# TASK INSTRUCTIONS
Copy out every line of the entries word for word, leaving out the pictures.

-- START INPUT MATERIAL --

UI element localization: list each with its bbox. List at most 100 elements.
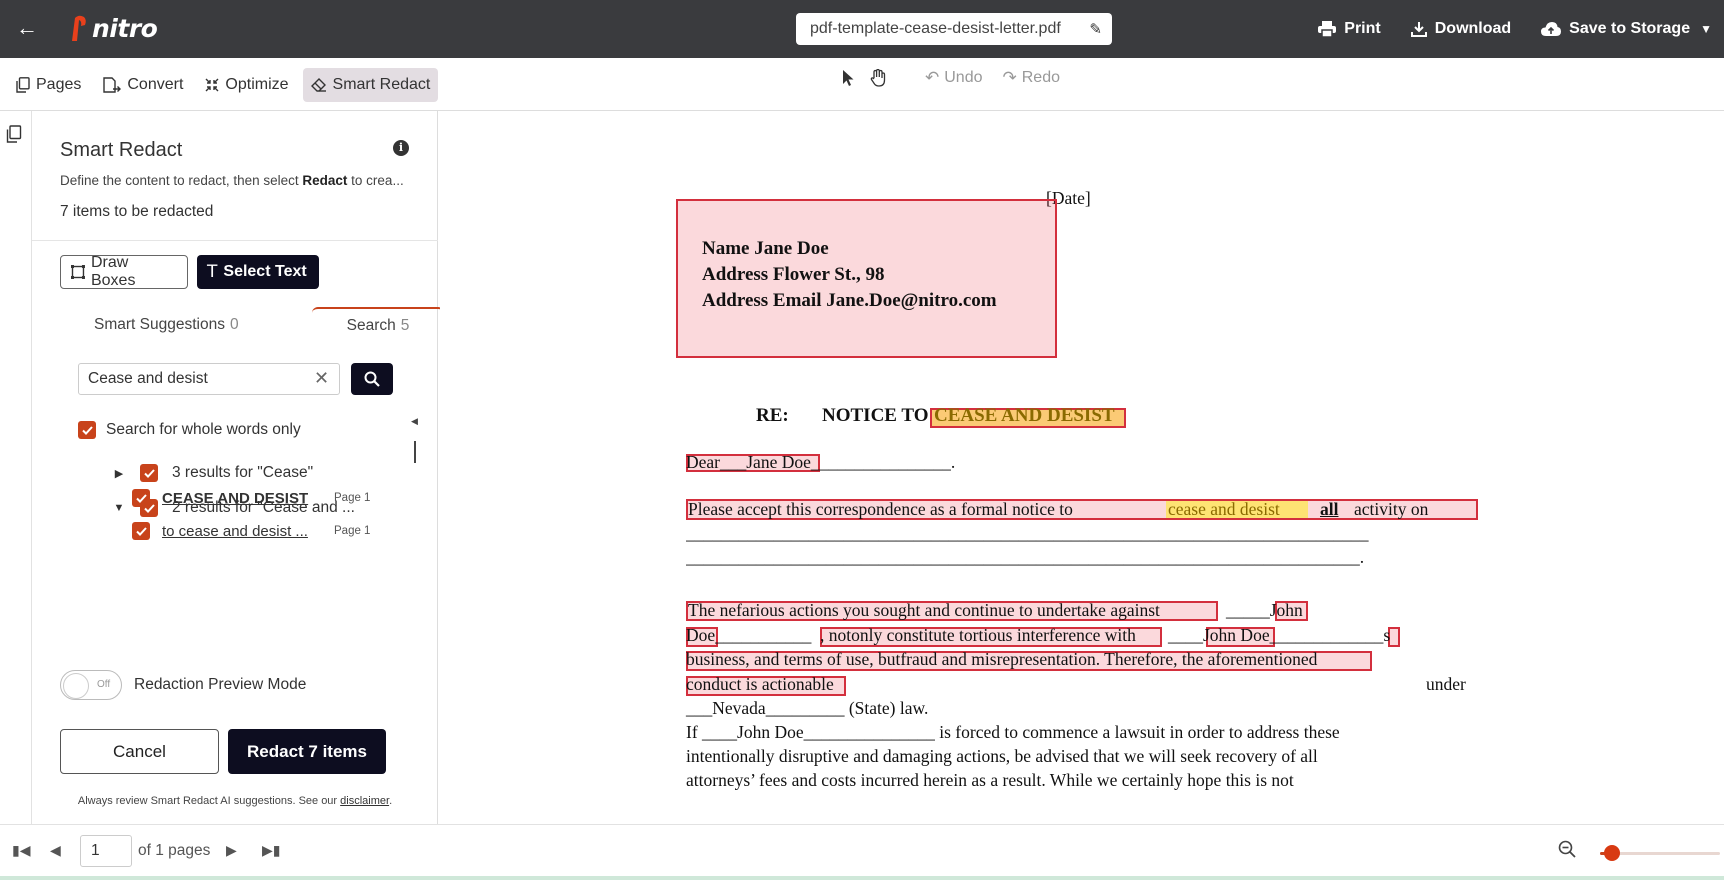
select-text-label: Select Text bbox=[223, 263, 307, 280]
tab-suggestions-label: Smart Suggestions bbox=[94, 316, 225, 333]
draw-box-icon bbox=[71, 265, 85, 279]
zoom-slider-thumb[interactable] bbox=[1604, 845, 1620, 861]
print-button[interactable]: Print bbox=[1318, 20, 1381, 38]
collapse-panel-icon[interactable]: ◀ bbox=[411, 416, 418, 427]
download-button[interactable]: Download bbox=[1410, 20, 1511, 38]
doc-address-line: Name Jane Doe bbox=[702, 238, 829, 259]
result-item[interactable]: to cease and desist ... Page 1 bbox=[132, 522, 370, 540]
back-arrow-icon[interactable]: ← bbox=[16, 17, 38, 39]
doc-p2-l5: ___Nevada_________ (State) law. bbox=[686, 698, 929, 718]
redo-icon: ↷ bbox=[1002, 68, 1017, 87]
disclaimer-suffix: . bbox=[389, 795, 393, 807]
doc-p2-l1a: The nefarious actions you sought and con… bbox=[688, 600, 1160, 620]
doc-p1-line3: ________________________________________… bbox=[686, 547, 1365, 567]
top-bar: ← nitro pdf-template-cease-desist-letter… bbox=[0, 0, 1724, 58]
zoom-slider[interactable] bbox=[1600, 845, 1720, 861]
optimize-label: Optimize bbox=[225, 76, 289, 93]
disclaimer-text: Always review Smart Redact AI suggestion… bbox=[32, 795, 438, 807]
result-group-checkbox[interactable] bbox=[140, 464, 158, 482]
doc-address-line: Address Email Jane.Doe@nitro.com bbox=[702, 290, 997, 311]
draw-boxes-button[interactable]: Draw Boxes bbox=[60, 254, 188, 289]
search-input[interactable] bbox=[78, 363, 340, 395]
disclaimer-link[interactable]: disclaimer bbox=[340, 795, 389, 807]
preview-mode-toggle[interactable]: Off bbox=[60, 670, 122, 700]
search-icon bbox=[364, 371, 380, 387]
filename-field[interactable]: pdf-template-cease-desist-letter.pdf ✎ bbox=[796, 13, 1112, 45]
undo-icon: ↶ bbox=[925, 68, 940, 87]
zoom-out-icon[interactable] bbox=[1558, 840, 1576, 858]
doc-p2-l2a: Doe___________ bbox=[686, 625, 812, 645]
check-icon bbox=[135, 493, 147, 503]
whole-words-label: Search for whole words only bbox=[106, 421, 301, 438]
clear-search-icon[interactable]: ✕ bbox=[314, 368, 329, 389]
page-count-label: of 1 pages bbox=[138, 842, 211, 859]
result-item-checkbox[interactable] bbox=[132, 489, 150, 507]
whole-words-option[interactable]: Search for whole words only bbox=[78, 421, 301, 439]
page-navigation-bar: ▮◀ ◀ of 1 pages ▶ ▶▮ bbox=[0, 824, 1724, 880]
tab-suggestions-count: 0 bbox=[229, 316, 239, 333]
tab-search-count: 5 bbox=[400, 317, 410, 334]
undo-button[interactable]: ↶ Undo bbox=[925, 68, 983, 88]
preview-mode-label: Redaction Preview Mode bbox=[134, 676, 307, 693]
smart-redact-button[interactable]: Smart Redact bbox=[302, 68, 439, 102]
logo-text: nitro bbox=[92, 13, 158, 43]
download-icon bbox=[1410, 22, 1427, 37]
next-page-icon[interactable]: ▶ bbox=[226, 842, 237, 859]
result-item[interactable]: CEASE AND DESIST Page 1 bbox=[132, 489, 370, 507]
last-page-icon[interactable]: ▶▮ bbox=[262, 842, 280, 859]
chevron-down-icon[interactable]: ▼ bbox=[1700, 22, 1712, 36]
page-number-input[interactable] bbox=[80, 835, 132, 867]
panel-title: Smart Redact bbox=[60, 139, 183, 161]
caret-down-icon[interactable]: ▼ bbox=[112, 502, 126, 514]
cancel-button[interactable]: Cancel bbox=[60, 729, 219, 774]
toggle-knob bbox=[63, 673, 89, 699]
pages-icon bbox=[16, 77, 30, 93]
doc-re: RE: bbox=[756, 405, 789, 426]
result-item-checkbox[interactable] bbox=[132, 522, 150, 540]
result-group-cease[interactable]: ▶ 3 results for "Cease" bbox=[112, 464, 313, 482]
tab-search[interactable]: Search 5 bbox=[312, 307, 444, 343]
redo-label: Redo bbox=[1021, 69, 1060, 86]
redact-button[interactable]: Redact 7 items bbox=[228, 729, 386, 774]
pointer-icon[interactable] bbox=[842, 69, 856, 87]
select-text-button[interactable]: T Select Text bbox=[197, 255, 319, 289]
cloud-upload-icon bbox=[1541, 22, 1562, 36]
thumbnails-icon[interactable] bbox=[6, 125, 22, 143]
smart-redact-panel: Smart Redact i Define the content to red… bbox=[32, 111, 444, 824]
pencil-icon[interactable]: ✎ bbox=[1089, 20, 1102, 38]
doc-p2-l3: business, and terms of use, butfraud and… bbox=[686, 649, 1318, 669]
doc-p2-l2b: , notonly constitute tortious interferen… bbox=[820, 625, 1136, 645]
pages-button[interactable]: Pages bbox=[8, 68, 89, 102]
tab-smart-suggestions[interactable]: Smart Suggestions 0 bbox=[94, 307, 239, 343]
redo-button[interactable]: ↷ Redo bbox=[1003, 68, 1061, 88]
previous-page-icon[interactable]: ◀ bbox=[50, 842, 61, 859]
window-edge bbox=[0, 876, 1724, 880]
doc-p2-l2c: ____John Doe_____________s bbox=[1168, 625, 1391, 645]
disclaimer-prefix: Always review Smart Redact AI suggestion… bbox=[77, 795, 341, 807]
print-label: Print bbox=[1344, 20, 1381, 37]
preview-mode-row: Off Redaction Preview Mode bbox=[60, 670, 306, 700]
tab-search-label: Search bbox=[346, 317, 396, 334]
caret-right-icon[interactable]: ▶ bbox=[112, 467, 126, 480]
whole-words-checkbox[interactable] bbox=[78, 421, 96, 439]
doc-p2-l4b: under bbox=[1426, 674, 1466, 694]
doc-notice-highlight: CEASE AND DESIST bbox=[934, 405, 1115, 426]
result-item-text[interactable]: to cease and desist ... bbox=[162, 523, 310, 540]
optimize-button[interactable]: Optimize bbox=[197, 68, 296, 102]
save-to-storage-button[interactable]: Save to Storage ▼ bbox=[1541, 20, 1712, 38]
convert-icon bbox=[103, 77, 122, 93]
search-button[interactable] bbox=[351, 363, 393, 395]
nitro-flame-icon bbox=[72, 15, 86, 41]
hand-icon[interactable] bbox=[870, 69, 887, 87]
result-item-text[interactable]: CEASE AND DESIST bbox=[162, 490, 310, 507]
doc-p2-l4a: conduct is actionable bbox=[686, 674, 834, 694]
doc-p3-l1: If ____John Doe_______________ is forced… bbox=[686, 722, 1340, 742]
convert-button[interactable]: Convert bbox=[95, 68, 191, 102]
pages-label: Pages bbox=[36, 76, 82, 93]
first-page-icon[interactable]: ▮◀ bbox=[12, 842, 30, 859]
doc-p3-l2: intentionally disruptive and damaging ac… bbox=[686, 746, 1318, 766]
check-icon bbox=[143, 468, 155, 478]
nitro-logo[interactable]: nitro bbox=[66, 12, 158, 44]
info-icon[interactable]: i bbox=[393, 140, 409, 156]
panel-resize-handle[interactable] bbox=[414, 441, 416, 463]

-- END INPUT MATERIAL --

# FINAL RESULT
UI element localization: list each with its bbox. List at most 100 elements.
select-text-label: Select Text bbox=[223, 263, 307, 280]
tab-suggestions-label: Smart Suggestions bbox=[94, 316, 225, 333]
draw-box-icon bbox=[71, 265, 85, 279]
zoom-slider-thumb[interactable] bbox=[1604, 845, 1620, 861]
print-button[interactable]: Print bbox=[1318, 20, 1381, 38]
collapse-panel-icon[interactable]: ◀ bbox=[411, 416, 418, 427]
download-button[interactable]: Download bbox=[1410, 20, 1511, 38]
doc-address-line: Name Jane Doe bbox=[702, 238, 829, 259]
result-item[interactable]: to cease and desist ... Page 1 bbox=[132, 522, 370, 540]
back-arrow-icon[interactable]: ← bbox=[16, 17, 38, 39]
doc-p2-l5: ___Nevada_________ (State) law. bbox=[686, 698, 929, 718]
redo-icon: ↷ bbox=[1002, 68, 1017, 87]
disclaimer-suffix: . bbox=[389, 795, 393, 807]
doc-p2-l1a: The nefarious actions you sought and con… bbox=[688, 600, 1160, 620]
doc-p1-line3: ________________________________________… bbox=[686, 547, 1365, 567]
top-bar: ← nitro pdf-template-cease-desist-letter… bbox=[0, 0, 1724, 58]
zoom-slider[interactable] bbox=[1600, 845, 1720, 861]
optimize-label: Optimize bbox=[225, 76, 289, 93]
disclaimer-text: Always review Smart Redact AI suggestion… bbox=[32, 795, 438, 807]
result-group-checkbox[interactable] bbox=[140, 464, 158, 482]
doc-address-line: Address Email Jane.Doe@nitro.com bbox=[702, 290, 997, 311]
draw-boxes-button[interactable]: Draw Boxes bbox=[60, 254, 188, 289]
search-input[interactable] bbox=[78, 363, 340, 395]
disclaimer-link[interactable]: disclaimer bbox=[340, 795, 389, 807]
preview-mode-toggle[interactable]: Off bbox=[60, 670, 122, 700]
search-icon bbox=[364, 371, 380, 387]
filename-field[interactable]: pdf-template-cease-desist-letter.pdf ✎ bbox=[796, 13, 1112, 45]
undo-icon: ↶ bbox=[925, 68, 940, 87]
zoom-out-icon[interactable] bbox=[1558, 840, 1576, 858]
doc-p2-l2a: Doe___________ bbox=[686, 625, 812, 645]
check-icon bbox=[135, 493, 147, 503]
whole-words-label: Search for whole words only bbox=[106, 421, 301, 438]
clear-search-icon[interactable]: ✕ bbox=[314, 368, 329, 389]
page-count-label: of 1 pages bbox=[138, 842, 211, 859]
result-item-checkbox[interactable] bbox=[132, 489, 150, 507]
whole-words-option[interactable]: Search for whole words only bbox=[78, 421, 301, 439]
page-navigation-bar: ▮◀ ◀ of 1 pages ▶ ▶▮ bbox=[0, 824, 1724, 880]
tab-suggestions-count: 0 bbox=[229, 316, 239, 333]
tab-search-count: 5 bbox=[400, 317, 410, 334]
undo-button[interactable]: ↶ Undo bbox=[925, 68, 983, 88]
preview-mode-label: Redaction Preview Mode bbox=[134, 676, 307, 693]
smart-redact-button[interactable]: Smart Redact bbox=[302, 68, 439, 102]
logo-text: nitro bbox=[92, 13, 158, 43]
download-icon bbox=[1410, 22, 1427, 37]
next-page-icon[interactable]: ▶ bbox=[226, 842, 237, 859]
result-item[interactable]: CEASE AND DESIST Page 1 bbox=[132, 489, 370, 507]
last-page-icon[interactable]: ▶▮ bbox=[262, 842, 280, 859]
chevron-down-icon[interactable]: ▼ bbox=[1700, 22, 1712, 36]
page-number-input[interactable] bbox=[80, 835, 132, 867]
panel-title: Smart Redact bbox=[60, 139, 183, 161]
caret-down-icon[interactable]: ▼ bbox=[112, 502, 126, 514]
cancel-button[interactable]: Cancel bbox=[60, 729, 219, 774]
toggle-knob bbox=[63, 673, 89, 699]
pages-icon bbox=[16, 77, 30, 93]
doc-re: RE: bbox=[756, 405, 789, 426]
result-item-checkbox[interactable] bbox=[132, 522, 150, 540]
result-group-cease[interactable]: ▶ 3 results for "Cease" bbox=[112, 464, 313, 482]
tab-search[interactable]: Search 5 bbox=[312, 307, 444, 343]
redo-label: Redo bbox=[1021, 69, 1060, 86]
redact-button[interactable]: Redact 7 items bbox=[228, 729, 386, 774]
pointer-icon[interactable] bbox=[842, 69, 856, 87]
select-text-button[interactable]: T Select Text bbox=[197, 255, 319, 289]
cloud-upload-icon bbox=[1541, 22, 1562, 36]
thumbnails-icon[interactable] bbox=[6, 125, 22, 143]
smart-redact-panel: Smart Redact i Define the content to red… bbox=[32, 111, 444, 824]
pencil-icon[interactable]: ✎ bbox=[1089, 20, 1102, 38]
doc-p2-l3: business, and terms of use, butfraud and… bbox=[686, 649, 1318, 669]
doc-p2-l2b: , notonly constitute tortious interferen… bbox=[820, 625, 1136, 645]
pages-button[interactable]: Pages bbox=[8, 68, 89, 102]
tab-smart-suggestions[interactable]: Smart Suggestions 0 bbox=[94, 307, 239, 343]
redo-button[interactable]: ↷ Redo bbox=[1003, 68, 1061, 88]
previous-page-icon[interactable]: ◀ bbox=[50, 842, 61, 859]
window-edge bbox=[0, 876, 1724, 880]
doc-p2-l2c: ____John Doe_____________s bbox=[1168, 625, 1391, 645]
disclaimer-prefix: Always review Smart Redact AI suggestion… bbox=[77, 795, 341, 807]
print-label: Print bbox=[1344, 20, 1381, 37]
preview-mode-row: Off Redaction Preview Mode bbox=[60, 670, 306, 700]
tab-search-label: Search bbox=[346, 317, 396, 334]
caret-right-icon[interactable]: ▶ bbox=[112, 467, 126, 480]
whole-words-checkbox[interactable] bbox=[78, 421, 96, 439]
doc-p2-l4b: under bbox=[1426, 674, 1466, 694]
doc-notice-highlight: CEASE AND DESIST bbox=[934, 405, 1115, 426]
result-item-text[interactable]: to cease and desist ... bbox=[162, 523, 310, 540]
optimize-button[interactable]: Optimize bbox=[197, 68, 296, 102]
save-to-storage-button[interactable]: Save to Storage ▼ bbox=[1541, 20, 1712, 38]
convert-icon bbox=[103, 77, 122, 93]
search-button[interactable] bbox=[351, 363, 393, 395]
nitro-flame-icon bbox=[72, 15, 86, 41]
hand-icon[interactable] bbox=[870, 69, 887, 87]
result-item-text[interactable]: CEASE AND DESIST bbox=[162, 490, 310, 507]
doc-p2-l4a: conduct is actionable bbox=[686, 674, 834, 694]
doc-p3-l1: If ____John Doe_______________ is forced… bbox=[686, 722, 1340, 742]
convert-button[interactable]: Convert bbox=[95, 68, 191, 102]
pages-label: Pages bbox=[36, 76, 82, 93]
first-page-icon[interactable]: ▮◀ bbox=[12, 842, 30, 859]
doc-p3-l2: intentionally disruptive and damaging ac… bbox=[686, 746, 1318, 766]
check-icon bbox=[143, 468, 155, 478]
nitro-logo[interactable]: nitro bbox=[66, 12, 158, 44]
info-icon[interactable]: i bbox=[393, 140, 409, 156]
panel-resize-handle[interactable] bbox=[414, 441, 416, 463]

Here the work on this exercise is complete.